# GIVEN TASK:
Gather all lines from the material that contain "Aged".

# EXERCISE DATA:
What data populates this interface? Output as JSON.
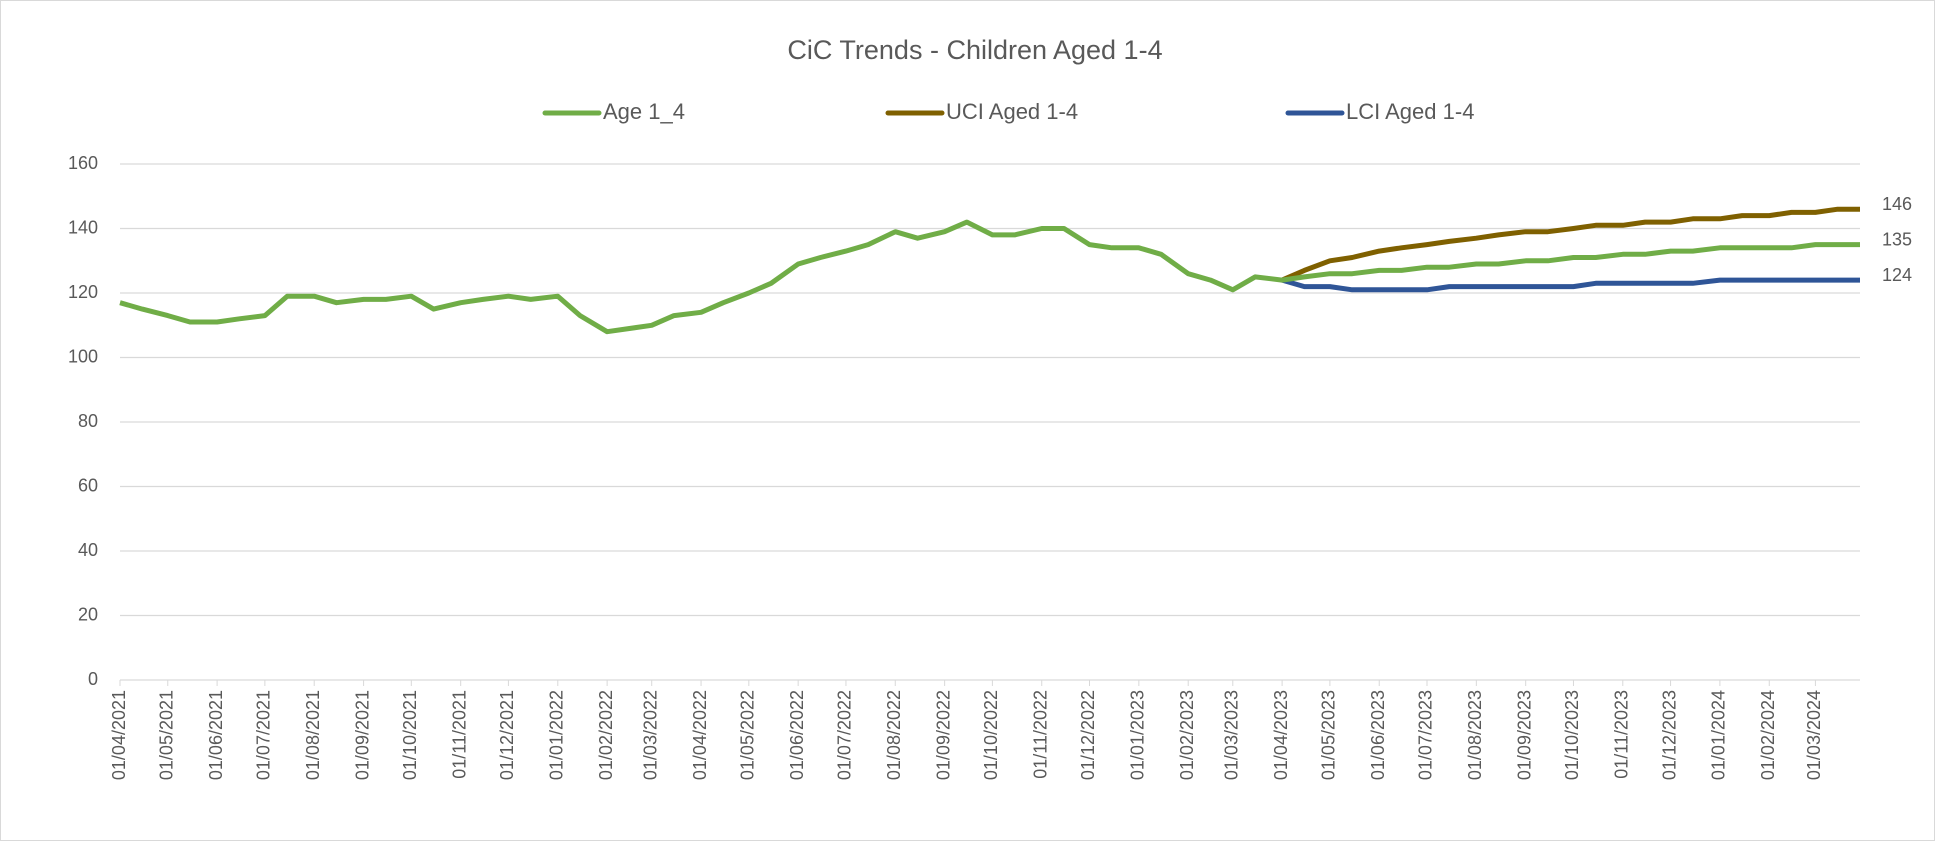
{
  "chart_data": {
    "type": "line",
    "title": "CiC Trends - Children Aged 1-4",
    "x": [
      "01/04/2021",
      "15/04/2021",
      "01/05/2021",
      "15/05/2021",
      "01/06/2021",
      "15/06/2021",
      "01/07/2021",
      "15/07/2021",
      "01/08/2021",
      "15/08/2021",
      "01/09/2021",
      "15/09/2021",
      "01/10/2021",
      "15/10/2021",
      "01/11/2021",
      "15/11/2021",
      "01/12/2021",
      "15/12/2021",
      "01/01/2022",
      "15/01/2022",
      "01/02/2022",
      "15/02/2022",
      "01/03/2022",
      "15/03/2022",
      "01/04/2022",
      "15/04/2022",
      "01/05/2022",
      "15/05/2022",
      "01/06/2022",
      "15/06/2022",
      "01/07/2022",
      "15/07/2022",
      "01/08/2022",
      "15/08/2022",
      "01/09/2022",
      "15/09/2022",
      "01/10/2022",
      "15/10/2022",
      "01/11/2022",
      "15/11/2022",
      "01/12/2022",
      "15/12/2022",
      "01/01/2023",
      "15/01/2023",
      "01/02/2023",
      "15/02/2023",
      "01/03/2023",
      "15/03/2023",
      "01/04/2023",
      "15/04/2023",
      "01/05/2023",
      "15/05/2023",
      "01/06/2023",
      "15/06/2023",
      "01/07/2023",
      "15/07/2023",
      "01/08/2023",
      "15/08/2023",
      "01/09/2023",
      "15/09/2023",
      "01/10/2023",
      "15/10/2023",
      "01/11/2023",
      "15/11/2023",
      "01/12/2023",
      "15/12/2023",
      "01/01/2024",
      "15/01/2024",
      "01/02/2024",
      "15/02/2024",
      "01/03/2024",
      "15/03/2024",
      "29/03/2024"
    ],
    "series": [
      {
        "name": "Age 1_4",
        "color": "#70ad47",
        "values": [
          117,
          115,
          113,
          111,
          111,
          112,
          113,
          119,
          119,
          117,
          118,
          118,
          119,
          115,
          117,
          118,
          119,
          118,
          119,
          113,
          108,
          109,
          110,
          113,
          114,
          117,
          120,
          123,
          129,
          131,
          133,
          135,
          139,
          137,
          139,
          142,
          138,
          138,
          140,
          140,
          135,
          134,
          134,
          132,
          126,
          124,
          121,
          125,
          124,
          125,
          126,
          126,
          127,
          127,
          128,
          128,
          129,
          129,
          130,
          130,
          131,
          131,
          132,
          132,
          133,
          133,
          134,
          134,
          134,
          134,
          135,
          135,
          135
        ]
      },
      {
        "name": "UCI Aged 1-4",
        "color": "#7f6000",
        "values": [
          null,
          null,
          null,
          null,
          null,
          null,
          null,
          null,
          null,
          null,
          null,
          null,
          null,
          null,
          null,
          null,
          null,
          null,
          null,
          null,
          null,
          null,
          null,
          null,
          null,
          null,
          null,
          null,
          null,
          null,
          null,
          null,
          null,
          null,
          null,
          null,
          null,
          null,
          null,
          null,
          null,
          null,
          null,
          null,
          null,
          null,
          null,
          null,
          124,
          127,
          130,
          131,
          133,
          134,
          135,
          136,
          137,
          138,
          139,
          139,
          140,
          141,
          141,
          142,
          142,
          143,
          143,
          144,
          144,
          145,
          145,
          146,
          146
        ]
      },
      {
        "name": "LCI Aged 1-4",
        "color": "#2f5597",
        "values": [
          null,
          null,
          null,
          null,
          null,
          null,
          null,
          null,
          null,
          null,
          null,
          null,
          null,
          null,
          null,
          null,
          null,
          null,
          null,
          null,
          null,
          null,
          null,
          null,
          null,
          null,
          null,
          null,
          null,
          null,
          null,
          null,
          null,
          null,
          null,
          null,
          null,
          null,
          null,
          null,
          null,
          null,
          null,
          null,
          null,
          null,
          null,
          null,
          124,
          122,
          122,
          121,
          121,
          121,
          121,
          122,
          122,
          122,
          122,
          122,
          122,
          123,
          123,
          123,
          123,
          123,
          124,
          124,
          124,
          124,
          124,
          124,
          124
        ]
      }
    ],
    "xlim": [
      "01/04/2021",
      "29/03/2024"
    ],
    "xticks": [
      "01/04/2021",
      "01/05/2021",
      "01/06/2021",
      "01/07/2021",
      "01/08/2021",
      "01/09/2021",
      "01/10/2021",
      "01/11/2021",
      "01/12/2021",
      "01/01/2022",
      "01/02/2022",
      "01/03/2022",
      "01/04/2022",
      "01/05/2022",
      "01/06/2022",
      "01/07/2022",
      "01/08/2022",
      "01/09/2022",
      "01/10/2022",
      "01/11/2022",
      "01/12/2022",
      "01/01/2023",
      "01/02/2023",
      "01/03/2023",
      "01/04/2023",
      "01/05/2023",
      "01/06/2023",
      "01/07/2023",
      "01/08/2023",
      "01/09/2023",
      "01/10/2023",
      "01/11/2023",
      "01/12/2023",
      "01/01/2024",
      "01/02/2024",
      "01/03/2024"
    ],
    "ylim": [
      0,
      160
    ],
    "yticks": [
      0,
      20,
      40,
      60,
      80,
      100,
      120,
      140,
      160
    ],
    "grid": true,
    "legend": "top"
  }
}
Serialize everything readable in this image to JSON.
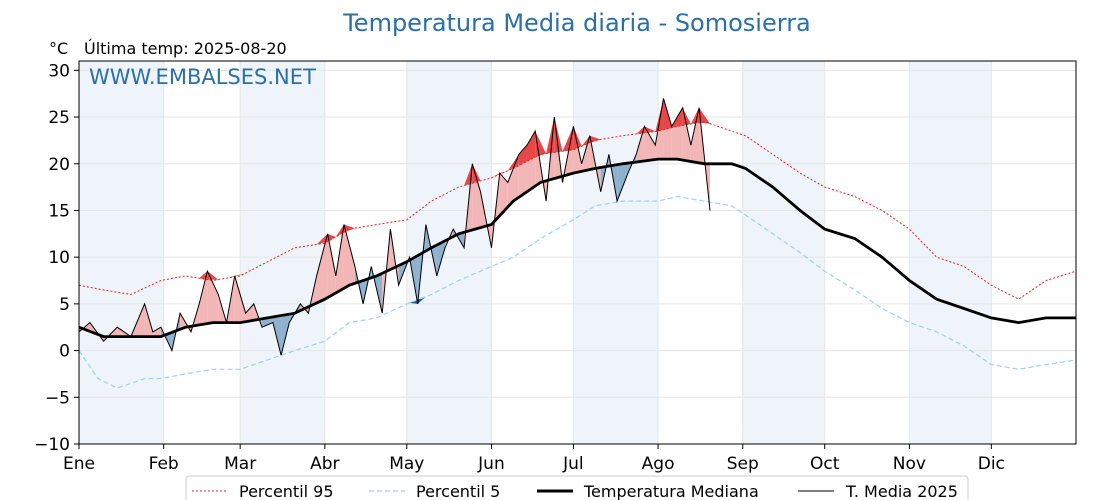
{
  "header": {
    "title": "Temperatura Media diaria - Somosierra",
    "unit": "°C",
    "last_temp": "Última temp: 2025-08-20",
    "watermark": "WWW.EMBALSES.NET"
  },
  "colors": {
    "p95": "#e0231f",
    "p5": "#9fd3df",
    "median": "#000000",
    "current": "#000000",
    "warm_fill": "#f3b6b6",
    "warm_strong": "#e8474a",
    "cold_fill": "#8eb1cf",
    "cold_strong": "#1f5d9b",
    "band": "#eef4fa"
  },
  "chart_data": {
    "type": "line",
    "title": "Temperatura Media diaria - Somosierra",
    "ylabel": "°C",
    "ylim": [
      -10,
      31
    ],
    "yticks": [
      -10,
      -5,
      0,
      5,
      10,
      15,
      20,
      25,
      30
    ],
    "ytick_labels": [
      "−10",
      "−5",
      "0",
      "5",
      "10",
      "15",
      "20",
      "25",
      "30"
    ],
    "xlim": [
      1,
      366
    ],
    "month_labels": [
      "Ene",
      "Feb",
      "Mar",
      "Abr",
      "May",
      "Jun",
      "Jul",
      "Ago",
      "Sep",
      "Oct",
      "Nov",
      "Dic"
    ],
    "month_start_days": [
      1,
      32,
      60,
      91,
      121,
      152,
      182,
      213,
      244,
      274,
      305,
      335
    ],
    "grid": true,
    "legend_position": "bottom",
    "series": [
      {
        "name": "Percentil 95",
        "style": "dotted-red",
        "x": [
          1,
          10,
          20,
          31,
          40,
          50,
          60,
          70,
          80,
          91,
          100,
          110,
          121,
          130,
          140,
          152,
          160,
          170,
          182,
          190,
          200,
          213,
          220,
          230,
          240,
          245,
          255,
          265,
          274,
          285,
          295,
          305,
          315,
          325,
          335,
          345,
          355,
          366
        ],
        "y": [
          7,
          6.5,
          6,
          7.5,
          8,
          7.5,
          8,
          9.5,
          11,
          11.5,
          13,
          13.5,
          14,
          16,
          17.5,
          18.5,
          19.5,
          21,
          21.5,
          22.5,
          23,
          23.5,
          24,
          24.5,
          23.5,
          23,
          21,
          19,
          17.5,
          16.5,
          15,
          13,
          10,
          9,
          7,
          5.5,
          7.5,
          8.5
        ]
      },
      {
        "name": "Percentil 5",
        "style": "dashed-lightblue",
        "x": [
          1,
          8,
          15,
          25,
          31,
          40,
          50,
          60,
          70,
          80,
          91,
          100,
          110,
          121,
          130,
          140,
          152,
          160,
          170,
          182,
          190,
          200,
          213,
          220,
          230,
          240,
          245,
          255,
          265,
          274,
          285,
          295,
          305,
          315,
          325,
          335,
          345,
          355,
          366
        ],
        "y": [
          0,
          -3,
          -4,
          -3,
          -3,
          -2.5,
          -2,
          -2,
          -1,
          0,
          1,
          3,
          3.5,
          5,
          6,
          7.5,
          9,
          10,
          12,
          14,
          15.5,
          16,
          16,
          16.5,
          16,
          15.5,
          14.5,
          12.5,
          10.5,
          8.5,
          6.5,
          4.5,
          3,
          2,
          0.5,
          -1.5,
          -2,
          -1.5,
          -1
        ]
      },
      {
        "name": "Temperatura Mediana",
        "style": "thick-black",
        "x": [
          1,
          10,
          20,
          31,
          40,
          50,
          60,
          70,
          80,
          91,
          100,
          110,
          121,
          130,
          140,
          152,
          160,
          170,
          182,
          190,
          200,
          213,
          220,
          230,
          240,
          245,
          255,
          265,
          274,
          285,
          295,
          305,
          315,
          325,
          335,
          345,
          355,
          366
        ],
        "y": [
          2.5,
          1.5,
          1.5,
          1.5,
          2.5,
          3,
          3,
          3.5,
          4,
          5.5,
          7,
          8,
          9.5,
          11,
          12.5,
          13.5,
          16,
          18,
          19,
          19.5,
          20,
          20.5,
          20.5,
          20,
          20,
          19.5,
          17.5,
          15,
          13,
          12,
          10,
          7.5,
          5.5,
          4.5,
          3.5,
          3,
          3.5,
          3.5
        ]
      },
      {
        "name": "T. Media 2025",
        "style": "thin-black",
        "x": [
          1,
          5,
          10,
          15,
          20,
          25,
          28,
          31,
          35,
          38,
          42,
          45,
          48,
          52,
          55,
          58,
          62,
          65,
          68,
          72,
          75,
          78,
          82,
          85,
          88,
          92,
          95,
          98,
          102,
          105,
          108,
          112,
          115,
          118,
          122,
          125,
          128,
          132,
          135,
          138,
          142,
          145,
          148,
          152,
          155,
          158,
          162,
          165,
          168,
          172,
          175,
          178,
          182,
          185,
          188,
          192,
          195,
          198,
          202,
          205,
          208,
          212,
          215,
          218,
          222,
          225,
          228,
          232
        ],
        "y": [
          2,
          3,
          1,
          2.5,
          1.5,
          5,
          2,
          2.5,
          0,
          4,
          2,
          5,
          8.5,
          6,
          3,
          8,
          4,
          5,
          2.5,
          3,
          -0.5,
          3,
          5,
          4,
          8,
          12.5,
          8,
          13.5,
          9,
          5,
          9,
          4,
          13,
          7,
          10,
          5,
          13.5,
          8,
          11,
          13,
          11,
          20,
          17,
          11,
          19,
          18,
          21,
          22,
          23.5,
          16,
          25,
          18,
          24,
          20,
          23,
          17,
          21,
          16,
          19,
          21,
          24,
          22,
          27,
          24,
          26,
          22,
          26,
          15
        ]
      }
    ]
  },
  "legend": {
    "items": [
      {
        "label": "Percentil 95"
      },
      {
        "label": "Percentil 5"
      },
      {
        "label": "Temperatura Mediana"
      },
      {
        "label": "T. Media 2025"
      }
    ]
  }
}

# TASK OUTPUT:
    "title": "CiC Trends - Children Aged 1-4",
        "name": "UCI Aged 1-4",
        "name": "LCI Aged 1-4",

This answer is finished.